Stored entries
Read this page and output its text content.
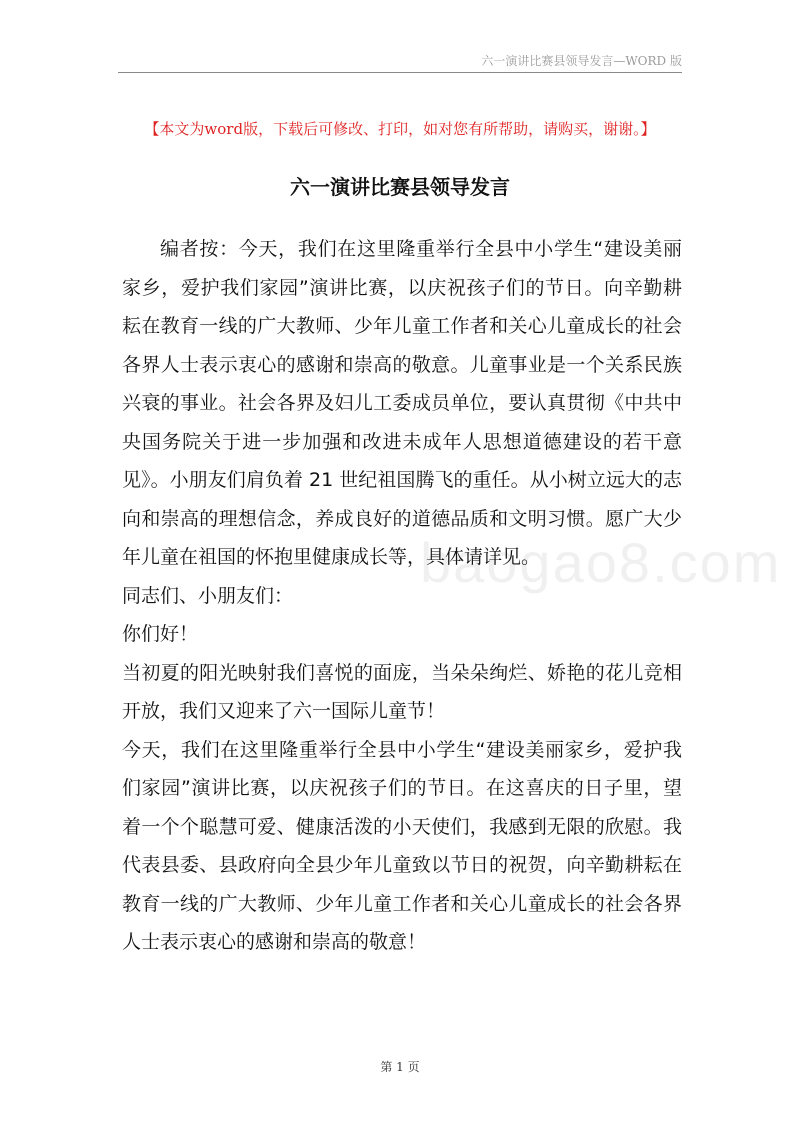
六一演讲比赛县领导发言—WORD 版
【本文为word版，下载后可修改、打印，如对您有所帮助，请购买，谢谢。】
六一演讲比赛县领导发言

编者按：今天，我们在这里隆重举行全县中小学生“建设美丽家乡，爱护我们家园”演讲比赛，以庆祝孩子们的节日。向辛勤耕耘在教育一线的广大教师、少年儿童工作者和关心儿童成长的社会各界人士表示衷心的感谢和崇高的敬意。儿童事业是一个关系民族兴衰的事业。社会各界及妇儿工委成员单位，要认真贯彻《中共中央国务院关于进一步加强和改进未成年人思想道德建设的若干意见》。小朋友们肩负着 21 世纪祖国腾飞的重任。从小树立远大的志向和崇高的理想信念，养成良好的道德品质和文明习惯。愿广大少年儿童在祖国的怀抱里健康成长等，具体请详见。

同志们、小朋友们：

你们好！

当初夏的阳光映射我们喜悦的面庞，当朵朵绚烂、娇艳的花儿竞相开放，我们又迎来了六一国际儿童节！

今天，我们在这里隆重举行全县中小学生“建设美丽家乡，爱护我们家园”演讲比赛，以庆祝孩子们的节日。在这喜庆的日子里，望着一个个聪慧可爱、健康活泼的小天使们，我感到无限的欣慰。我代表县委、县政府向全县少年儿童致以节日的祝贺，向辛勤耕耘在教育一线的广大教师、少年儿童工作者和关心儿童成长的社会各界人士表示衷心的感谢和崇高的敬意！

baogao8.com
第 1 页
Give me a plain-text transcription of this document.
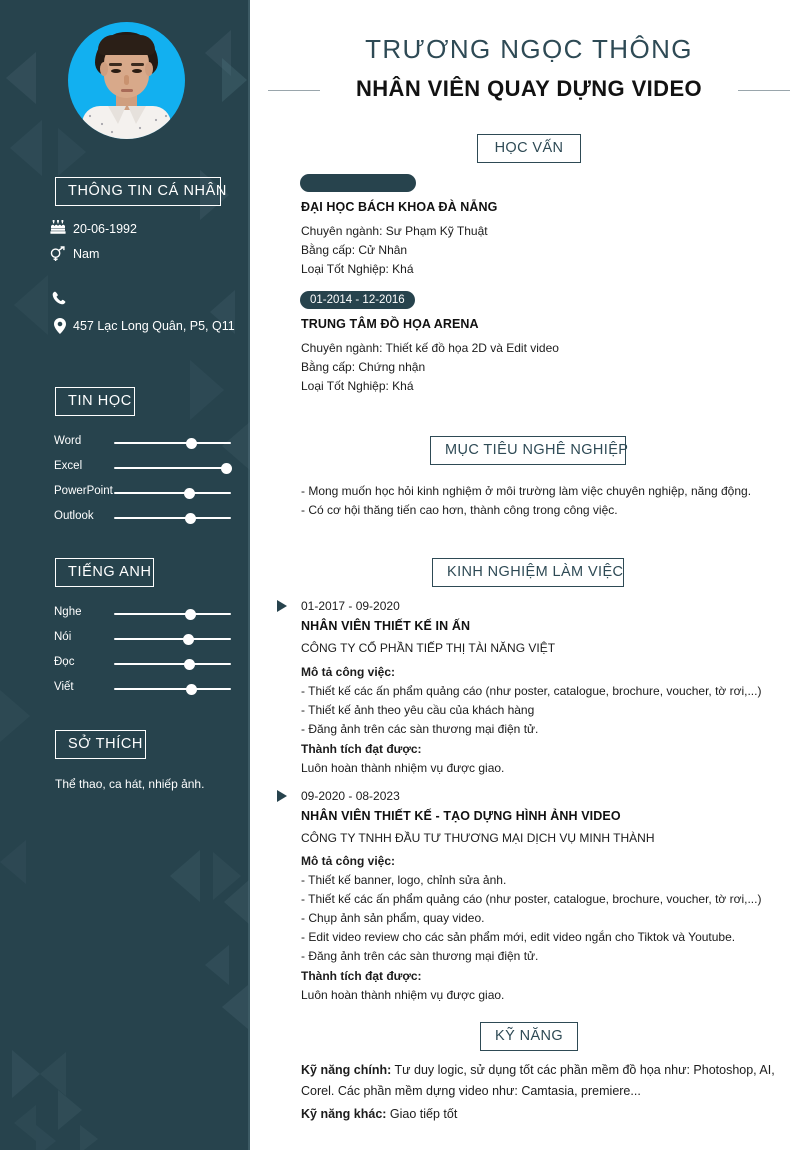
THÔNG TIN CÁ NHÂN
20-06-1992
Nam
457 Lạc Long Quân, P5, Q11
TIN HỌC
Word
Excel
PowerPoint
Outlook
TIẾNG ANH
Nghe
Nói
Đọc
Viết
SỞ THÍCH
Thể thao, ca hát, nhiếp ảnh.
TRƯƠNG NGỌC THÔNG
NHÂN VIÊN QUAY DỰNG VIDEO
HỌC VẤN
ĐẠI HỌC BÁCH KHOA ĐÀ NẴNG
Chuyên ngành: Sư Phạm Kỹ Thuật
Bằng cấp: Cử Nhân
Loại Tốt Nghiệp: Khá
01-2014 - 12-2016
TRUNG TÂM ĐỒ HỌA ARENA
Chuyên ngành: Thiết kế đồ họa 2D và Edit video
Bằng cấp: Chứng nhận
Loại Tốt Nghiệp: Khá
MỤC TIÊU NGHÊ NGHIỆP
- Mong muốn học hỏi kinh nghiệm ở môi trường làm việc chuyên nghiệp, năng động.
- Có cơ hội thăng tiến cao hơn, thành công trong công việc.
KINH NGHIỆM LÀM VIỆC
01-2017 - 09-2020
NHÂN VIÊN THIẾT KẾ IN ẤN
CÔNG TY CỔ PHẦN TIẾP THỊ TÀI NĂNG VIỆT
Mô tả công việc:
- Thiết kế các ấn phẩm quảng cáo (như poster, catalogue, brochure, voucher, tờ rơi,...)
- Thiết kế ảnh theo yêu cầu của khách hàng
- Đăng ảnh trên các sàn thương mại điện tử.
Thành tích đạt được:
Luôn hoàn thành nhiệm vụ được giao.
09-2020 - 08-2023
NHÂN VIÊN THIẾT KẾ - TẠO DỰNG HÌNH ẢNH VIDEO
CÔNG TY TNHH ĐẦU TƯ THƯƠNG MẠI DỊCH VỤ MINH THÀNH
Mô tả công việc:
- Thiết kế banner, logo, chỉnh sửa ảnh.
- Thiết kế các ấn phẩm quảng cáo (như poster, catalogue, brochure, voucher, tờ rơi,...)
- Chụp ảnh sản phẩm, quay video.
- Edit video review cho các sản phẩm mới, edit video ngắn cho Tiktok và Youtube.
- Đăng ảnh trên các sàn thương mại điện tử.
Thành tích đạt được:
Luôn hoàn thành nhiệm vụ được giao.
KỸ NĂNG
Kỹ năng chính: Tư duy logic, sử dụng tốt các phần mềm đồ họa như: Photoshop, AI, Corel. Các phần mềm dựng video như: Camtasia, premiere...
Kỹ năng khác: Giao tiếp tốt
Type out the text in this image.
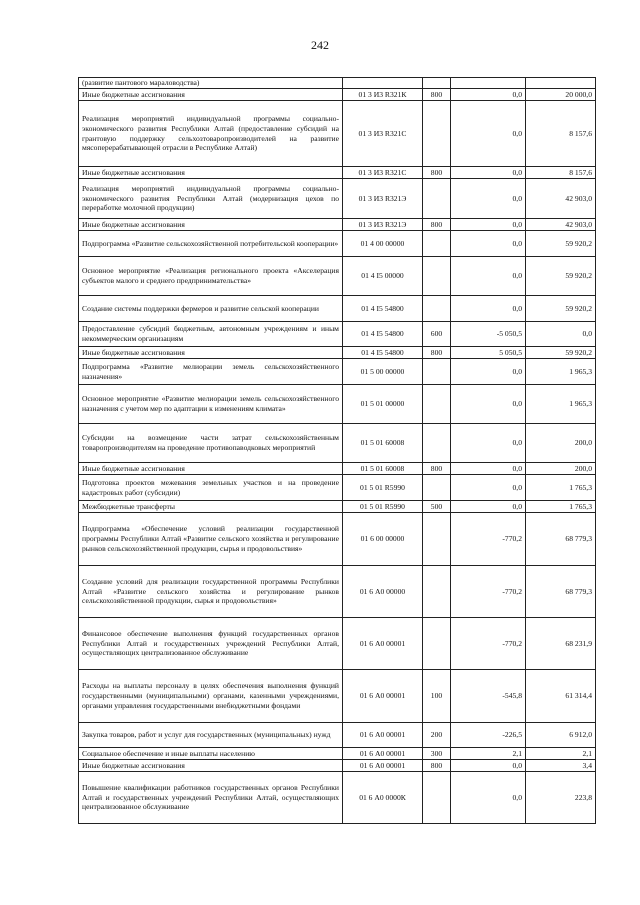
242
(развитие пантового мараловодства)				
Иные бюджетные ассигнования	01 3 И3 R321К	800	0,0	20 000,0
Реализация мероприятий индивидуальной программы социально-экономического развития Республики Алтай (предоставление субсидий на грантовую поддержку сельхозтоваропроизводителей на развитие мясоперерабатывающей отрасли в Республике Алтай)	01 3 И3 R321С		0,0	8 157,6
Иные бюджетные ассигнования	01 3 И3 R321С	800	0,0	8 157,6
Реализация мероприятий индивидуальной программы социально-экономического развития Республики Алтай (модернизация цехов по переработке молочной продукции)	01 3 И3 R321Э		0,0	42 903,0
Иные бюджетные ассигнования	01 3 И3 R321Э	800	0,0	42 903,0
Подпрограмма «Развитие сельскохозяйственной потребительской кооперации»	01 4 00 00000		0,0	59 920,2
Основное мероприятие «Реализация регионального проекта «Акселерация субъектов малого и среднего предпринимательства»	01 4 I5 00000		0,0	59 920,2
Создание системы поддержки фермеров и развитие сельской кооперации	01 4 I5 54800		0,0	59 920,2
Предоставление субсидий бюджетным, автономным учреждениям и иным некоммерческим организациям	01 4 I5 54800	600	-5 050,5	0,0
Иные бюджетные ассигнования	01 4 I5 54800	800	5 050,5	59 920,2
Подпрограмма «Развитие мелиорации земель сельскохозяйственного назначения»	01 5 00 00000		0,0	1 965,3
Основное мероприятие «Развитие мелиорации земель сельскохозяйственного назначения с учетом мер по адаптации к изменениям климата»	01 5 01 00000		0,0	1 965,3
Субсидии на возмещение части затрат сельскохозяйственным товаропроизводителям на проведение противопаводковых мероприятий	01 5 01 60008		0,0	200,0
Иные бюджетные ассигнования	01 5 01 60008	800	0,0	200,0
Подготовка проектов межевания земельных участков и на проведение кадастровых работ (субсидии)	01 5 01 R5990		0,0	1 765,3
Межбюджетные трансферты	01 5 01 R5990	500	0,0	1 765,3
Подпрограмма «Обеспечение условий реализации государственной программы Республики Алтай «Развитие сельского хозяйства и регулирование рынков сельскохозяйственной продукции, сырья и продовольствия»	01 6 00 00000		-770,2	68 779,3
Создание условий для реализации государственной программы Республики Алтай «Развитие сельского хозяйства и регулирование рынков сельскохозяйственной продукции, сырья и продовольствия»	01 6 А0 00000		-770,2	68 779,3
Финансовое обеспечение выполнения функций государственных органов Республики Алтай и государственных учреждений Республики Алтай, осуществляющих централизованное обслуживание	01 6 А0 00001		-770,2	68 231,9
Расходы на выплаты персоналу в целях обеспечения выполнения функций государственными (муниципальными) органами, казенными учреждениями, органами управления государственными внебюджетными фондами	01 6 А0 00001	100	-545,8	61 314,4
Закупка товаров, работ и услуг для государственных (муниципальных) нужд	01 6 А0 00001	200	-226,5	6 912,0
Социальное обеспечение и иные выплаты населению	01 6 А0 00001	300	2,1	2,1
Иные бюджетные ассигнования	01 6 А0 00001	800	0,0	3,4
Повышение квалификации работников государственных органов Республики Алтай и государственных учреждений Республики Алтай, осуществляющих централизованное обслуживание	01 6 А0 0000К		0,0	223,8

(DIRECTIONS FOR THIS TASK)
Copy the whole listing above word for word but do not carry over the pictures.

(THE RESULT)
Read this page and output its text content.
六一演讲比赛县领导发言—WORD 版
【本文为word版，下载后可修改、打印，如对您有所帮助，请购买，谢谢。】
六一演讲比赛县领导发言

编者按：今天，我们在这里隆重举行全县中小学生“建设美丽家乡，爱护我们家园”演讲比赛，以庆祝孩子们的节日。向辛勤耕耘在教育一线的广大教师、少年儿童工作者和关心儿童成长的社会各界人士表示衷心的感谢和崇高的敬意。儿童事业是一个关系民族兴衰的事业。社会各界及妇儿工委成员单位，要认真贯彻《中共中央国务院关于进一步加强和改进未成年人思想道德建设的若干意见》。小朋友们肩负着 21 世纪祖国腾飞的重任。从小树立远大的志向和崇高的理想信念，养成良好的道德品质和文明习惯。愿广大少年儿童在祖国的怀抱里健康成长等，具体请详见。

同志们、小朋友们：

你们好！

当初夏的阳光映射我们喜悦的面庞，当朵朵绚烂、娇艳的花儿竞相开放，我们又迎来了六一国际儿童节！

今天，我们在这里隆重举行全县中小学生“建设美丽家乡，爱护我们家园”演讲比赛，以庆祝孩子们的节日。在这喜庆的日子里，望着一个个聪慧可爱、健康活泼的小天使们，我感到无限的欣慰。我代表县委、县政府向全县少年儿童致以节日的祝贺，向辛勤耕耘在教育一线的广大教师、少年儿童工作者和关心儿童成长的社会各界人士表示衷心的感谢和崇高的敬意！

baogao8.com
第 1 页
Give me a plain-text transcription of this document.
THÔNG TIN CÁ NHÂN
20-06-1992
Nam
457 Lạc Long Quân, P5, Q11
TIN HỌC
Word
Excel
PowerPoint
Outlook
TIẾNG ANH
Nghe
Nói
Đọc
Viết
SỞ THÍCH
Thể thao, ca hát, nhiếp ảnh.
TRƯƠNG NGỌC THÔNG
NHÂN VIÊN QUAY DỰNG VIDEO
HỌC VẤN
ĐẠI HỌC BÁCH KHOA ĐÀ NẴNG
Chuyên ngành: Sư Phạm Kỹ Thuật
Bằng cấp: Cử Nhân
Loại Tốt Nghiệp: Khá
01-2014 - 12-2016
TRUNG TÂM ĐỒ HỌA ARENA
Chuyên ngành: Thiết kế đồ họa 2D và Edit video
Bằng cấp: Chứng nhận
Loại Tốt Nghiệp: Khá
MỤC TIÊU NGHÊ NGHIỆP
- Mong muốn học hỏi kinh nghiệm ở môi trường làm việc chuyên nghiệp, năng động.
- Có cơ hội thăng tiến cao hơn, thành công trong công việc.
KINH NGHIỆM LÀM VIỆC
01-2017 - 09-2020
NHÂN VIÊN THIẾT KẾ IN ẤN
CÔNG TY CỔ PHẦN TIẾP THỊ TÀI NĂNG VIỆT
Mô tả công việc:
- Thiết kế các ấn phẩm quảng cáo (như poster, catalogue, brochure, voucher, tờ rơi,...)
- Thiết kế ảnh theo yêu cầu của khách hàng
- Đăng ảnh trên các sàn thương mại điện tử.
Thành tích đạt được:
Luôn hoàn thành nhiệm vụ được giao.
09-2020 - 08-2023
NHÂN VIÊN THIẾT KẾ - TẠO DỰNG HÌNH ẢNH VIDEO
CÔNG TY TNHH ĐẦU TƯ THƯƠNG MẠI DỊCH VỤ MINH THÀNH
Mô tả công việc:
- Thiết kế banner, logo, chỉnh sửa ảnh.
- Thiết kế các ấn phẩm quảng cáo (như poster, catalogue, brochure, voucher, tờ rơi,...)
- Chụp ảnh sản phẩm, quay video.
- Edit video review cho các sản phẩm mới, edit video ngắn cho Tiktok và Youtube.
- Đăng ảnh trên các sàn thương mại điện tử.
Thành tích đạt được:
Luôn hoàn thành nhiệm vụ được giao.
KỸ NĂNG
Kỹ năng chính: Tư duy logic, sử dụng tốt các phần mềm đồ họa như: Photoshop, AI, Corel. Các phần mềm dựng video như: Camtasia, premiere...
Kỹ năng khác: Giao tiếp tốt
Type out the text in this image.
242
(развитие пантового мараловодства)				
Иные бюджетные ассигнования	01 3 И3 R321К	800	0,0	20 000,0
Реализация мероприятий индивидуальной программы социально-экономического развития Республики Алтай (предоставление субсидий на грантовую поддержку сельхозтоваропроизводителей на развитие мясоперерабатывающей отрасли в Республике Алтай)	01 3 И3 R321С		0,0	8 157,6
Иные бюджетные ассигнования	01 3 И3 R321С	800	0,0	8 157,6
Реализация мероприятий индивидуальной программы социально-экономического развития Республики Алтай (модернизация цехов по переработке молочной продукции)	01 3 И3 R321Э		0,0	42 903,0
Иные бюджетные ассигнования	01 3 И3 R321Э	800	0,0	42 903,0
Подпрограмма «Развитие сельскохозяйственной потребительской кооперации»	01 4 00 00000		0,0	59 920,2
Основное мероприятие «Реализация регионального проекта «Акселерация субъектов малого и среднего предпринимательства»	01 4 I5 00000		0,0	59 920,2
Создание системы поддержки фермеров и развитие сельской кооперации	01 4 I5 54800		0,0	59 920,2
Предоставление субсидий бюджетным, автономным учреждениям и иным некоммерческим организациям	01 4 I5 54800	600	-5 050,5	0,0
Иные бюджетные ассигнования	01 4 I5 54800	800	5 050,5	59 920,2
Подпрограмма «Развитие мелиорации земель сельскохозяйственного назначения»	01 5 00 00000		0,0	1 965,3
Основное мероприятие «Развитие мелиорации земель сельскохозяйственного назначения с учетом мер по адаптации к изменениям климата»	01 5 01 00000		0,0	1 965,3
Субсидии на возмещение части затрат сельскохозяйственным товаропроизводителям на проведение противопаводковых мероприятий	01 5 01 60008		0,0	200,0
Иные бюджетные ассигнования	01 5 01 60008	800	0,0	200,0
Подготовка проектов межевания земельных участков и на проведение кадастровых работ (субсидии)	01 5 01 R5990		0,0	1 765,3
Межбюджетные трансферты	01 5 01 R5990	500	0,0	1 765,3
Подпрограмма «Обеспечение условий реализации государственной программы Республики Алтай «Развитие сельского хозяйства и регулирование рынков сельскохозяйственной продукции, сырья и продовольствия»	01 6 00 00000		-770,2	68 779,3
Создание условий для реализации государственной программы Республики Алтай «Развитие сельского хозяйства и регулирование рынков сельскохозяйственной продукции, сырья и продовольствия»	01 6 А0 00000		-770,2	68 779,3
Финансовое обеспечение выполнения функций государственных органов Республики Алтай и государственных учреждений Республики Алтай, осуществляющих централизованное обслуживание	01 6 А0 00001		-770,2	68 231,9
Расходы на выплаты персоналу в целях обеспечения выполнения функций государственными (муниципальными) органами, казенными учреждениями, органами управления государственными внебюджетными фондами	01 6 А0 00001	100	-545,8	61 314,4
Закупка товаров, работ и услуг для государственных (муниципальных) нужд	01 6 А0 00001	200	-226,5	6 912,0
Социальное обеспечение и иные выплаты населению	01 6 А0 00001	300	2,1	2,1
Иные бюджетные ассигнования	01 6 А0 00001	800	0,0	3,4
Повышение квалификации работников государственных органов Республики Алтай и государственных учреждений Республики Алтай, осуществляющих централизованное обслуживание	01 6 А0 0000К		0,0	223,8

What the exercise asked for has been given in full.